### A fazer
A) Transcreva fielmente o trecho do texto sobre desobediência civil que começa com as palavras "A desobediência civil não" e termina com "da arte política.".
B) Cite sem alterações apenas o trecho dos registros que vai da linha que contém "- cloud-icon[interactable]: [57, 33, 73, 49]" até a linha que contém "- measure-hint: 单击模型以定义顶黑，双击以关闭多边形: [765, 185, 870, 191]", incluindo as duas.

### Texto selecionado

______________________________

Reflexões a partir do livro “Desobediência Civil” de Henry David Thoreau (1817–1862).
Desobediência é a insurgência de alguém, ou de um grupo, contra um poder. Desobediência civil é a rebelião (pacífica, de preferência) contra o poder do opressor. A desobediência de Thoreau caracteriza-se pela reação defensiva; ele só obedeceria ao governo que respeitasse o Direito. Thoreau, filósofo do transcendentalismo, ao lado de Ralph Waldo Emerson, da jornalista Margaret Fuller, do educador Amos Alcott, e dos ativistas Orestes Brownson, William Channing, Frederick Hedge e Theodore Parker, Thoreau assumiu cada átomo de liberdade pertencente aos homens e mulheres de todos os tempos. “Cada átomo que me pertence também pertence a ti”, (Walt Witman, Leaves of Grass). Ensinou o retorno a uma vida simples e cercada pela natureza em seu livro “Walden, a Vida nos Bosques”, autêntico hino à independência pessoal e manual de autossuficiência. Fez oposição à política do governo de seu país na guerra contra o México e ao regime escravagista. Negou-se a pagar impostos que ele considerava um financiamento da guerra e da escravidão. E foi preso.
Discute-se esse “direito” à desobediência civil, mas é impossível deter os manifestos libertários. Onde se situa o direito à Consciência? acima da lei ou subordinado a ela?
A desobediência civil não se confunde com as teses de Rousseau e Proudhon que negam o direito de uso da força por parte do Estado. Entretanto, ambos – a desobediência civil e o anarquismo – não significam caos nem desordem. O anarquismo postula um desenvolvimento social através do qual cada cidadão estrutura seu próprio juízo e legitima sua participação na sociedade.
A História está repleta desses desobedientes que contribuíram para o aperfeiçoamento da arte política.

______________________________

### Registros apresentados
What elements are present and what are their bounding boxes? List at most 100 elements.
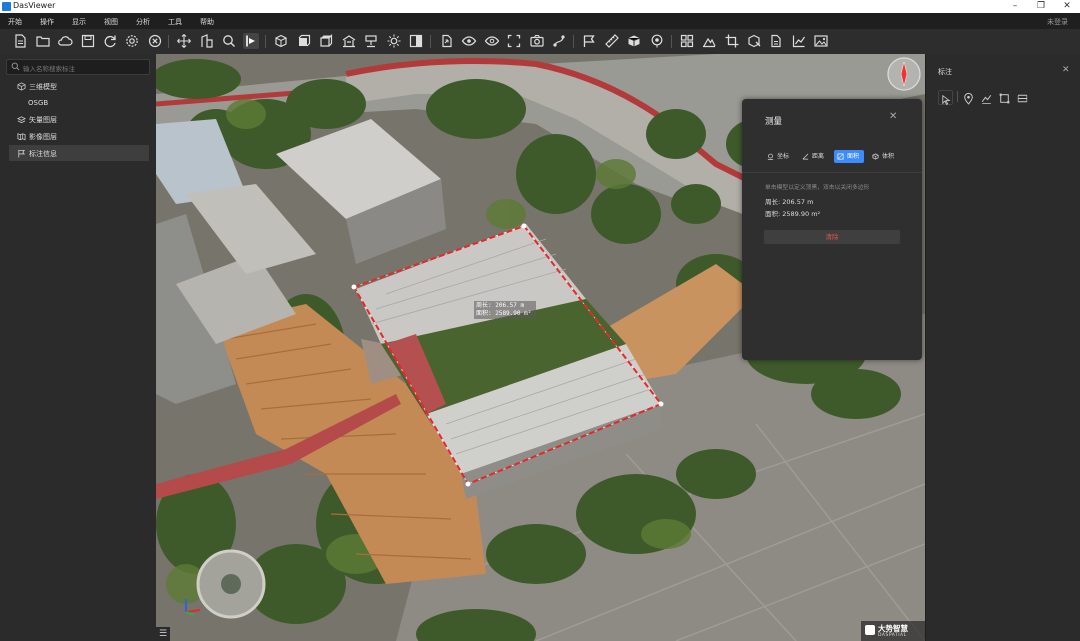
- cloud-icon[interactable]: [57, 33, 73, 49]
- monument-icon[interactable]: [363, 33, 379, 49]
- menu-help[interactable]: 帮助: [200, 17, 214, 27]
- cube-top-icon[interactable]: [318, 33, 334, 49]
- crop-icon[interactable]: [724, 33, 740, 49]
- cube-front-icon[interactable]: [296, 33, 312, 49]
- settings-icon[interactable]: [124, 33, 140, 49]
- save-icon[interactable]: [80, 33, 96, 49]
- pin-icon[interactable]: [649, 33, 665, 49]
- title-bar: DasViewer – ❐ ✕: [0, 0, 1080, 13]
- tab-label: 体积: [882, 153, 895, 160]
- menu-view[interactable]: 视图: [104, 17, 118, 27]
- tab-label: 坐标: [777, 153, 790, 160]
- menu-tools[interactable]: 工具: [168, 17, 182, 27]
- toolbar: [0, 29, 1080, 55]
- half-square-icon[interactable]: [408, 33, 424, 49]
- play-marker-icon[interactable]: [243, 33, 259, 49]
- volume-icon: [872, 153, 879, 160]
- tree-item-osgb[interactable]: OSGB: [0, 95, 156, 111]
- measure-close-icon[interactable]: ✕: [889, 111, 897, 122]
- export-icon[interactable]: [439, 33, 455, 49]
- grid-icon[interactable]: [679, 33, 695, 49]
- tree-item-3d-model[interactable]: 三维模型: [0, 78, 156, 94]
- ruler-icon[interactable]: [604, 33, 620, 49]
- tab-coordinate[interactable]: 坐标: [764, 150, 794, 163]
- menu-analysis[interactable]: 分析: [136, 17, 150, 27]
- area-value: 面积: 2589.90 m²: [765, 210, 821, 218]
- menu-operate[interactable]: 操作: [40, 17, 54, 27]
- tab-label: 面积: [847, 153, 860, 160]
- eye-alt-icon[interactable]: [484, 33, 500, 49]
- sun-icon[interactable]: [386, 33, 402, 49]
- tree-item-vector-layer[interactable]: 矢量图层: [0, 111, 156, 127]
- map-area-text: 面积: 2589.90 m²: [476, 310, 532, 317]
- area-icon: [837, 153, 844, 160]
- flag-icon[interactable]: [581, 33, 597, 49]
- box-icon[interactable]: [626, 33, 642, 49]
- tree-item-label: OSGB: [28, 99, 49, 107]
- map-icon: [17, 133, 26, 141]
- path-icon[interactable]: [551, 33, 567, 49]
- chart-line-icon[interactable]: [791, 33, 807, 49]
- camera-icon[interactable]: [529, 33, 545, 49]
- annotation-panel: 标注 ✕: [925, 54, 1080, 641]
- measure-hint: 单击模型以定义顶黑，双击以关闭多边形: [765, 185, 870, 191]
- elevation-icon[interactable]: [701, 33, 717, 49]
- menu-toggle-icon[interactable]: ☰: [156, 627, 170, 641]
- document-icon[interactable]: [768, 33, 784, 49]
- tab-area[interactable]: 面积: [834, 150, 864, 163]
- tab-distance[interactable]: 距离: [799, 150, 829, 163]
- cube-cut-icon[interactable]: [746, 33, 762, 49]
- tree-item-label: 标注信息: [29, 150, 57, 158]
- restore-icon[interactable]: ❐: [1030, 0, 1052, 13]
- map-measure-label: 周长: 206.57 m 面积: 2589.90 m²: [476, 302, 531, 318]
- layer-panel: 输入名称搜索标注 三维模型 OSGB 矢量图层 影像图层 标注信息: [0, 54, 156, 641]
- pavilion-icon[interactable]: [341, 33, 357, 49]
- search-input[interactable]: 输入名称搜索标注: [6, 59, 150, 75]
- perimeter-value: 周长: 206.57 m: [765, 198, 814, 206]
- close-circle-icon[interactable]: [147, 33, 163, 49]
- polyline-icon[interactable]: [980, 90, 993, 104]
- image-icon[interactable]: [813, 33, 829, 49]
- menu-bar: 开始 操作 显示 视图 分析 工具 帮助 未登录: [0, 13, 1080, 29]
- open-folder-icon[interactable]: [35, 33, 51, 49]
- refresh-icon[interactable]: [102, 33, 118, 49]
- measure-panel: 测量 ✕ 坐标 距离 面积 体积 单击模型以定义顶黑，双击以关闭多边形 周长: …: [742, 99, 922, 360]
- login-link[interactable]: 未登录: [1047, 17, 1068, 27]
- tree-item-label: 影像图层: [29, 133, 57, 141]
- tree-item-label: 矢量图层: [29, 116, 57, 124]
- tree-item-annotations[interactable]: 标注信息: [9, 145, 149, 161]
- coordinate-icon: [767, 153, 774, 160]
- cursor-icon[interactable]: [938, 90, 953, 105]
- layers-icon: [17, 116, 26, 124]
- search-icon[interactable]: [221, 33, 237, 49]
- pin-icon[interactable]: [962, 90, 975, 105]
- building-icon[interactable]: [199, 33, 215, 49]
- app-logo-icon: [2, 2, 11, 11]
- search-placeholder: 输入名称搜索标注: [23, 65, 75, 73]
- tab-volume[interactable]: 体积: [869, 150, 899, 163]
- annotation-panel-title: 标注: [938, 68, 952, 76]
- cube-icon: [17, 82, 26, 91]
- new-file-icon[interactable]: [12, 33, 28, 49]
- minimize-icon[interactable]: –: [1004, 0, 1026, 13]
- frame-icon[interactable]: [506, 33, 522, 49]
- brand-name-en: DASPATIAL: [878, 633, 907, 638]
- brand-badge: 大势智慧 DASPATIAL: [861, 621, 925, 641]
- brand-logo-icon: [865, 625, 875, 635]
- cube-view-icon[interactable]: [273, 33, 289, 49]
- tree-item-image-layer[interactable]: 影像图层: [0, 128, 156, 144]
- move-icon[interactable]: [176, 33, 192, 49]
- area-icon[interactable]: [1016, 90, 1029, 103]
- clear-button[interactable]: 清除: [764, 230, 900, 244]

______________________________

### Soluções completas
A)
A desobediência civil não se confunde com as teses de Rousseau e Proudhon que negam o direito de uso da força por parte do Estado. Entretanto, ambos – a desobediência civil e o anarquismo – não significam caos nem desordem. O anarquismo postula um desenvolvimento social através do qual cada cidadão estrutura seu próprio juízo e legitima sua participação na sociedade.
A História está repleta desses desobedientes que contribuíram para o aperfeiçoamento da arte política.

B)
- cloud-icon[interactable]: [57, 33, 73, 49]
- monument-icon[interactable]: [363, 33, 379, 49]
- menu-help[interactable]: 帮助: [200, 17, 214, 27]
- cube-top-icon[interactable]: [318, 33, 334, 49]
- crop-icon[interactable]: [724, 33, 740, 49]
- cube-front-icon[interactable]: [296, 33, 312, 49]
- settings-icon[interactable]: [124, 33, 140, 49]
- save-icon[interactable]: [80, 33, 96, 49]
- pin-icon[interactable]: [649, 33, 665, 49]
- title-bar: DasViewer – ❐ ✕: [0, 0, 1080, 13]
- tab-label: 体积: [882, 153, 895, 160]
- menu-view[interactable]: 视图: [104, 17, 118, 27]
- tab-label: 坐标: [777, 153, 790, 160]
- menu-tools[interactable]: 工具: [168, 17, 182, 27]
- toolbar: [0, 29, 1080, 55]
- half-square-icon[interactable]: [408, 33, 424, 49]
- play-marker-icon[interactable]: [243, 33, 259, 49]
- volume-icon: [872, 153, 879, 160]
- tree-item-osgb[interactable]: OSGB: [0, 95, 156, 111]
- measure-close-icon[interactable]: ✕: [889, 111, 897, 122]
- export-icon[interactable]: [439, 33, 455, 49]
- grid-icon[interactable]: [679, 33, 695, 49]
- tree-item-3d-model[interactable]: 三维模型: [0, 78, 156, 94]
- ruler-icon[interactable]: [604, 33, 620, 49]
- tab-coordinate[interactable]: 坐标: [764, 150, 794, 163]
- menu-analysis[interactable]: 分析: [136, 17, 150, 27]
- area-value: 面积: 2589.90 m²: [765, 210, 821, 218]
- menu-operate[interactable]: 操作: [40, 17, 54, 27]
- tab-label: 面积: [847, 153, 860, 160]
- eye-alt-icon[interactable]: [484, 33, 500, 49]
- sun-icon[interactable]: [386, 33, 402, 49]
- tree-item-vector-layer[interactable]: 矢量图层: [0, 111, 156, 127]
- map-area-text: 面积: 2589.90 m²: [476, 310, 532, 317]
- area-icon: [837, 153, 844, 160]
- flag-icon[interactable]: [581, 33, 597, 49]
- box-icon[interactable]: [626, 33, 642, 49]
- tree-item-label: OSGB: [28, 99, 49, 107]
- map-icon: [17, 133, 26, 141]
- path-icon[interactable]: [551, 33, 567, 49]
- chart-line-icon[interactable]: [791, 33, 807, 49]
- camera-icon[interactable]: [529, 33, 545, 49]
- annotation-panel: 标注 ✕: [925, 54, 1080, 641]
- measure-hint: 单击模型以定义顶黑，双击以关闭多边形: [765, 185, 870, 191]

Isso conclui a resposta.